#### [The problem]
Give the listing again character for character, but drop the images.

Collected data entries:

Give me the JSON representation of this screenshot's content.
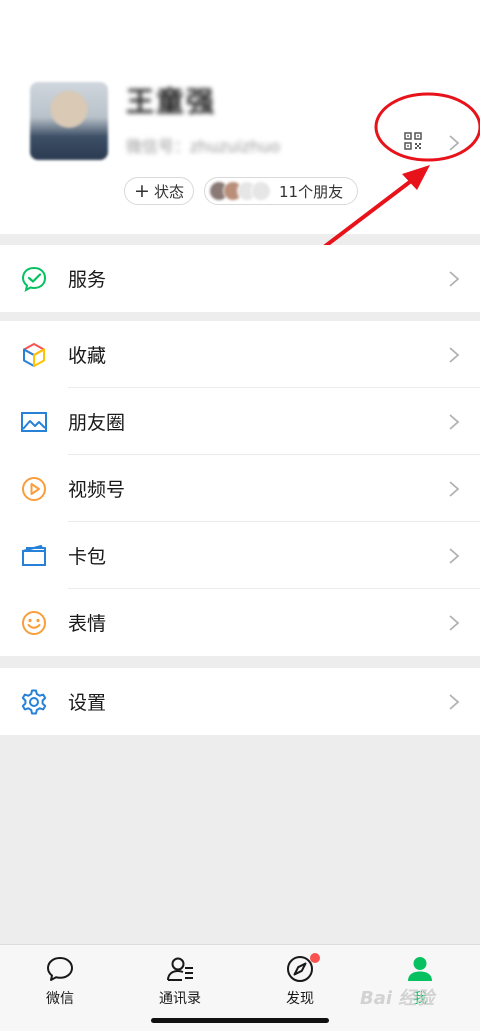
{
  "profile": {
    "nickname": "王童强",
    "wechat_id": "微信号：zhuzuizhuo",
    "status_label": "状态",
    "friends_label": "11个朋友",
    "qr_icon": "qr-code-icon",
    "chevron_icon": "chevron-right-icon"
  },
  "menu": {
    "services": {
      "label": "服务",
      "icon": "services-check-icon",
      "color": "#07c160"
    },
    "favorites": {
      "label": "收藏",
      "icon": "favorites-cube-icon"
    },
    "moments": {
      "label": "朋友圈",
      "icon": "moments-picture-icon",
      "color": "#2782d7"
    },
    "channels": {
      "label": "视频号",
      "icon": "channels-play-icon",
      "color": "#fa9d3b"
    },
    "cards": {
      "label": "卡包",
      "icon": "wallet-card-icon",
      "color": "#2782d7"
    },
    "stickers": {
      "label": "表情",
      "icon": "sticker-smile-icon",
      "color": "#fa9d3b"
    },
    "settings": {
      "label": "设置",
      "icon": "settings-gear-icon",
      "color": "#2782d7"
    }
  },
  "tabbar": {
    "chats": "微信",
    "contacts": "通讯录",
    "discover": "发现",
    "me": "我",
    "active_color": "#07c160",
    "badge_color": "#fa5151"
  },
  "watermark": "Bai 经验"
}
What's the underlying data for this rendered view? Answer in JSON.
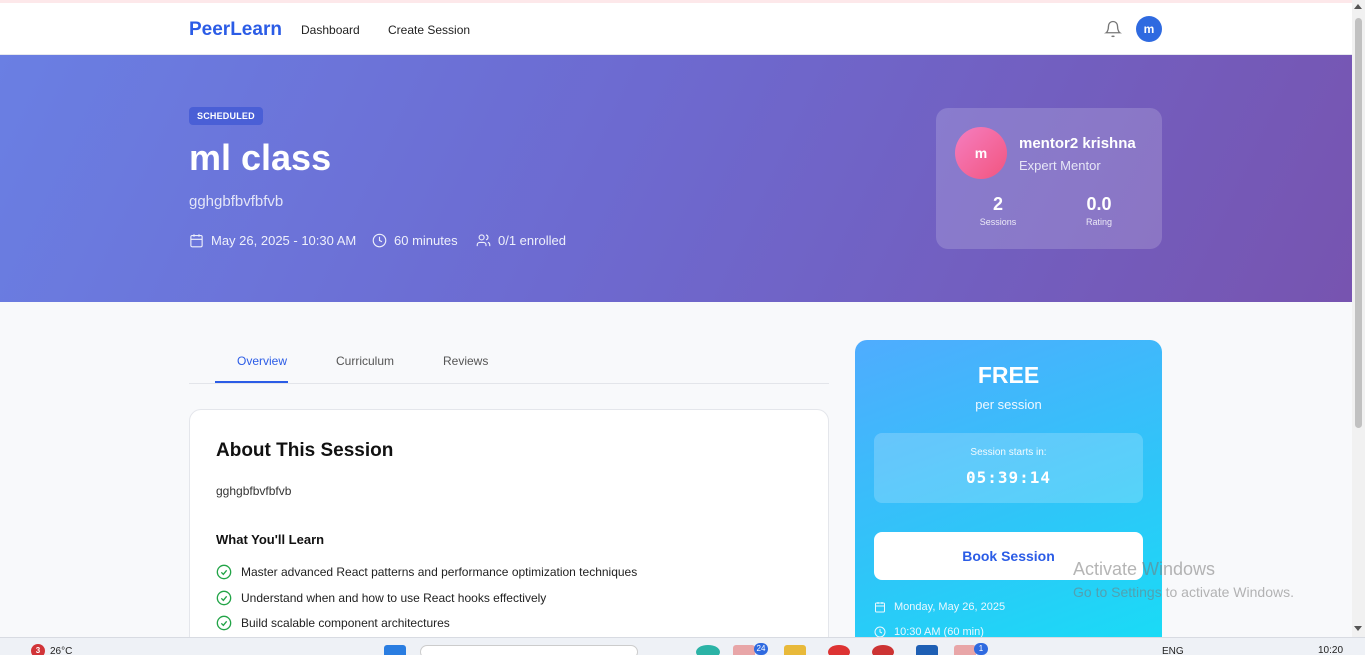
{
  "header": {
    "brand": "PeerLearn",
    "nav": [
      "Dashboard",
      "Create Session"
    ],
    "avatar_initial": "m"
  },
  "hero": {
    "status_badge": "SCHEDULED",
    "title": "ml class",
    "subtitle": "gghgbfbvfbfvb",
    "date": "May 26, 2025 - 10:30 AM",
    "duration": "60 minutes",
    "enrolled": "0/1 enrolled"
  },
  "mentor": {
    "initial": "m",
    "name": "mentor2 krishna",
    "role": "Expert Mentor",
    "sessions_value": "2",
    "sessions_label": "Sessions",
    "rating_value": "0.0",
    "rating_label": "Rating"
  },
  "tabs": [
    "Overview",
    "Curriculum",
    "Reviews"
  ],
  "active_tab": "Overview",
  "about": {
    "heading": "About This Session",
    "description": "gghgbfbvfbfvb",
    "learn_heading": "What You'll Learn",
    "learn_items": [
      "Master advanced React patterns and performance optimization techniques",
      "Understand when and how to use React hooks effectively",
      "Build scalable component architectures"
    ]
  },
  "booking": {
    "price": "FREE",
    "per": "per session",
    "countdown_label": "Session starts in:",
    "countdown": "05:39:14",
    "button": "Book Session",
    "date": "Monday, May 26, 2025",
    "time": "10:30 AM (60 min)"
  },
  "watermark": {
    "line1": "Activate Windows",
    "line2": "Go to Settings to activate Windows."
  },
  "taskbar": {
    "weather_badge": "3",
    "temperature": "26°C",
    "app_badge_1": "24",
    "app_badge_2": "1",
    "language": "ENG",
    "time": "10:20"
  },
  "colors": {
    "brand": "#2b5ce6",
    "hero_start": "#6a7fe3",
    "hero_end": "#7754b0",
    "booking_start": "#4facfe",
    "booking_end": "#16dff6"
  }
}
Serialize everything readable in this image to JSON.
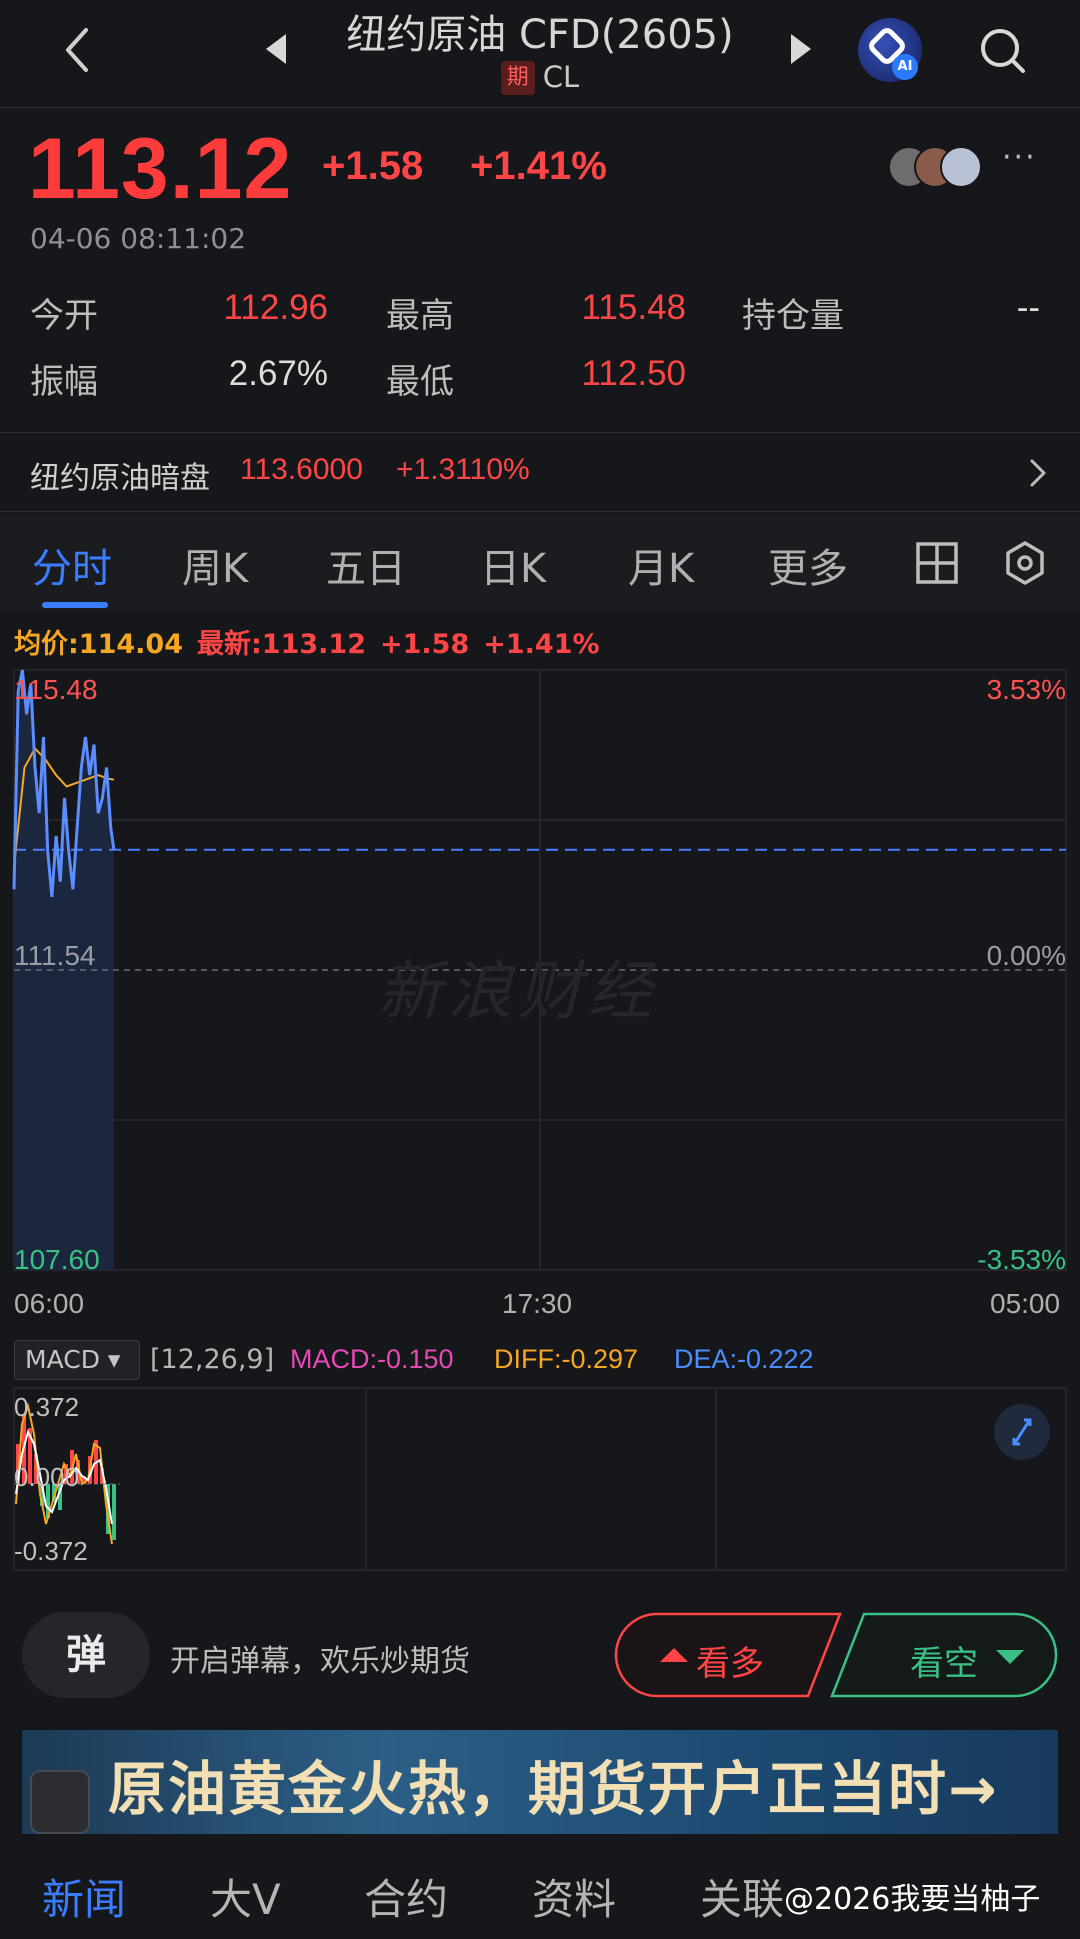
{
  "header": {
    "title": "纽约原油 CFD(2605)",
    "badge": "期",
    "code": "CL",
    "ai_label": "AI"
  },
  "quote": {
    "price": "113.12",
    "change": "+1.58",
    "change_pct": "+1.41%",
    "time": "04-06 08:11:02",
    "more": "···",
    "stats": {
      "open_label": "今开",
      "open_value": "112.96",
      "high_label": "最高",
      "high_value": "115.48",
      "oi_label": "持仓量",
      "oi_value": "--",
      "amp_label": "振幅",
      "amp_value": "2.67%",
      "low_label": "最低",
      "low_value": "112.50"
    }
  },
  "dark_pool": {
    "label": "纽约原油暗盘",
    "price": "113.6000",
    "change_pct": "+1.3110%"
  },
  "tabs": [
    "分时",
    "周K",
    "五日",
    "日K",
    "月K",
    "更多"
  ],
  "legend": {
    "avg": "均价:114.04",
    "last": "最新:113.12",
    "change": "+1.58",
    "pct": "+1.41%"
  },
  "chart": {
    "y_top": "115.48",
    "y_mid": "111.54",
    "y_bot": "107.60",
    "pct_top": "3.53%",
    "pct_mid": "0.00%",
    "pct_bot": "-3.53%",
    "x_start": "06:00",
    "x_mid": "17:30",
    "x_end": "05:00",
    "watermark": "新浪财经"
  },
  "chart_data": {
    "type": "line",
    "ylim": [
      107.6,
      115.48
    ],
    "xlim": [
      0,
      100
    ],
    "prev_close": 111.54,
    "last_price": 113.12,
    "series": [
      {
        "x": [
          0,
          0.4,
          0.8,
          1.2,
          1.6,
          2.0,
          2.4,
          2.8,
          3.2,
          3.6,
          4.0,
          4.4,
          4.8,
          5.2,
          5.6,
          6.0,
          6.4,
          6.8,
          7.2,
          7.6,
          8.0,
          8.4,
          8.8,
          9.2,
          9.5
        ],
        "values": [
          112.6,
          115.2,
          115.48,
          114.9,
          115.3,
          114.2,
          113.6,
          114.6,
          113.1,
          112.5,
          113.3,
          112.7,
          113.8,
          113.1,
          112.6,
          113.4,
          114.2,
          114.6,
          114.1,
          114.5,
          113.6,
          113.8,
          114.2,
          113.4,
          113.12
        ]
      },
      {
        "x": [
          0,
          1,
          2,
          3,
          4,
          5,
          6,
          7,
          8,
          9,
          9.5
        ],
        "values": [
          112.9,
          114.2,
          114.45,
          114.3,
          114.1,
          113.95,
          114.0,
          114.05,
          114.1,
          114.05,
          114.04
        ]
      }
    ]
  },
  "macd": {
    "selector": "MACD ▾",
    "params": "[12,26,9]",
    "macd": "MACD:-0.150",
    "diff": "DIFF:-0.297",
    "dea": "DEA:-0.222",
    "y_top": "0.372",
    "y_mid": "0.000",
    "y_bot": "-0.372"
  },
  "actions": {
    "danmu_btn": "弹",
    "danmu_text": "开启弹幕，欢乐炒期货",
    "bull": "看多",
    "bear": "看空"
  },
  "banner": {
    "text": "原油黄金火热，期货开户正当时→"
  },
  "bottom_tabs": [
    "新闻",
    "大V",
    "合约",
    "资料",
    "关联"
  ],
  "watermark_user": "@2026我要当柚子",
  "colors": {
    "up": "#ff4545",
    "down": "#39c184",
    "accent": "#3b7dff",
    "avg": "#f5a623"
  }
}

#### [Result of this exercise]
Give me the JSON representation of this screenshot's content.
{
  "profile": {
    "nickname": "王童强",
    "wechat_id": "微信号：zhuzuizhuo",
    "status_label": "状态",
    "friends_label": "11个朋友",
    "qr_icon": "qr-code-icon",
    "chevron_icon": "chevron-right-icon"
  },
  "menu": {
    "services": {
      "label": "服务",
      "icon": "services-check-icon",
      "color": "#07c160"
    },
    "favorites": {
      "label": "收藏",
      "icon": "favorites-cube-icon"
    },
    "moments": {
      "label": "朋友圈",
      "icon": "moments-picture-icon",
      "color": "#2782d7"
    },
    "channels": {
      "label": "视频号",
      "icon": "channels-play-icon",
      "color": "#fa9d3b"
    },
    "cards": {
      "label": "卡包",
      "icon": "wallet-card-icon",
      "color": "#2782d7"
    },
    "stickers": {
      "label": "表情",
      "icon": "sticker-smile-icon",
      "color": "#fa9d3b"
    },
    "settings": {
      "label": "设置",
      "icon": "settings-gear-icon",
      "color": "#2782d7"
    }
  },
  "tabbar": {
    "chats": "微信",
    "contacts": "通讯录",
    "discover": "发现",
    "me": "我",
    "active_color": "#07c160",
    "badge_color": "#fa5151"
  },
  "watermark": "Bai 经验"
}
What's the underlying data for this rendered view? Answer in JSON.
{
  "header": {
    "brand": "PeerLearn",
    "nav": [
      "Dashboard",
      "Create Session"
    ],
    "avatar_initial": "m"
  },
  "hero": {
    "status_badge": "SCHEDULED",
    "title": "ml class",
    "subtitle": "gghgbfbvfbfvb",
    "date": "May 26, 2025 - 10:30 AM",
    "duration": "60 minutes",
    "enrolled": "0/1 enrolled"
  },
  "mentor": {
    "initial": "m",
    "name": "mentor2 krishna",
    "role": "Expert Mentor",
    "sessions_value": "2",
    "sessions_label": "Sessions",
    "rating_value": "0.0",
    "rating_label": "Rating"
  },
  "tabs": [
    "Overview",
    "Curriculum",
    "Reviews"
  ],
  "active_tab": "Overview",
  "about": {
    "heading": "About This Session",
    "description": "gghgbfbvfbfvb",
    "learn_heading": "What You'll Learn",
    "learn_items": [
      "Master advanced React patterns and performance optimization techniques",
      "Understand when and how to use React hooks effectively",
      "Build scalable component architectures"
    ]
  },
  "booking": {
    "price": "FREE",
    "per": "per session",
    "countdown_label": "Session starts in:",
    "countdown": "05:39:14",
    "button": "Book Session",
    "date": "Monday, May 26, 2025",
    "time": "10:30 AM (60 min)"
  },
  "watermark": {
    "line1": "Activate Windows",
    "line2": "Go to Settings to activate Windows."
  },
  "taskbar": {
    "weather_badge": "3",
    "temperature": "26°C",
    "app_badge_1": "24",
    "app_badge_2": "1",
    "language": "ENG",
    "time": "10:20"
  },
  "colors": {
    "brand": "#2b5ce6",
    "hero_start": "#6a7fe3",
    "hero_end": "#7754b0",
    "booking_start": "#4facfe",
    "booking_end": "#16dff6"
  }
}
Serialize everything readable in this image to JSON.
{
  "header": {
    "title": "纽约原油 CFD(2605)",
    "badge": "期",
    "code": "CL",
    "ai_label": "AI"
  },
  "quote": {
    "price": "113.12",
    "change": "+1.58",
    "change_pct": "+1.41%",
    "time": "04-06 08:11:02",
    "more": "···",
    "stats": {
      "open_label": "今开",
      "open_value": "112.96",
      "high_label": "最高",
      "high_value": "115.48",
      "oi_label": "持仓量",
      "oi_value": "--",
      "amp_label": "振幅",
      "amp_value": "2.67%",
      "low_label": "最低",
      "low_value": "112.50"
    }
  },
  "dark_pool": {
    "label": "纽约原油暗盘",
    "price": "113.6000",
    "change_pct": "+1.3110%"
  },
  "tabs": [
    "分时",
    "周K",
    "五日",
    "日K",
    "月K",
    "更多"
  ],
  "legend": {
    "avg": "均价:114.04",
    "last": "最新:113.12",
    "change": "+1.58",
    "pct": "+1.41%"
  },
  "chart": {
    "y_top": "115.48",
    "y_mid": "111.54",
    "y_bot": "107.60",
    "pct_top": "3.53%",
    "pct_mid": "0.00%",
    "pct_bot": "-3.53%",
    "x_start": "06:00",
    "x_mid": "17:30",
    "x_end": "05:00",
    "watermark": "新浪财经"
  },
  "chart_data": {
    "type": "line",
    "ylim": [
      107.6,
      115.48
    ],
    "xlim": [
      0,
      100
    ],
    "prev_close": 111.54,
    "last_price": 113.12,
    "series": [
      {
        "x": [
          0,
          0.4,
          0.8,
          1.2,
          1.6,
          2.0,
          2.4,
          2.8,
          3.2,
          3.6,
          4.0,
          4.4,
          4.8,
          5.2,
          5.6,
          6.0,
          6.4,
          6.8,
          7.2,
          7.6,
          8.0,
          8.4,
          8.8,
          9.2,
          9.5
        ],
        "values": [
          112.6,
          115.2,
          115.48,
          114.9,
          115.3,
          114.2,
          113.6,
          114.6,
          113.1,
          112.5,
          113.3,
          112.7,
          113.8,
          113.1,
          112.6,
          113.4,
          114.2,
          114.6,
          114.1,
          114.5,
          113.6,
          113.8,
          114.2,
          113.4,
          113.12
        ]
      },
      {
        "x": [
          0,
          1,
          2,
          3,
          4,
          5,
          6,
          7,
          8,
          9,
          9.5
        ],
        "values": [
          112.9,
          114.2,
          114.45,
          114.3,
          114.1,
          113.95,
          114.0,
          114.05,
          114.1,
          114.05,
          114.04
        ]
      }
    ]
  },
  "macd": {
    "selector": "MACD ▾",
    "params": "[12,26,9]",
    "macd": "MACD:-0.150",
    "diff": "DIFF:-0.297",
    "dea": "DEA:-0.222",
    "y_top": "0.372",
    "y_mid": "0.000",
    "y_bot": "-0.372"
  },
  "actions": {
    "danmu_btn": "弹",
    "danmu_text": "开启弹幕，欢乐炒期货",
    "bull": "看多",
    "bear": "看空"
  },
  "banner": {
    "text": "原油黄金火热，期货开户正当时→"
  },
  "bottom_tabs": [
    "新闻",
    "大V",
    "合约",
    "资料",
    "关联"
  ],
  "watermark_user": "@2026我要当柚子",
  "colors": {
    "up": "#ff4545",
    "down": "#39c184",
    "accent": "#3b7dff",
    "avg": "#f5a623"
  }
}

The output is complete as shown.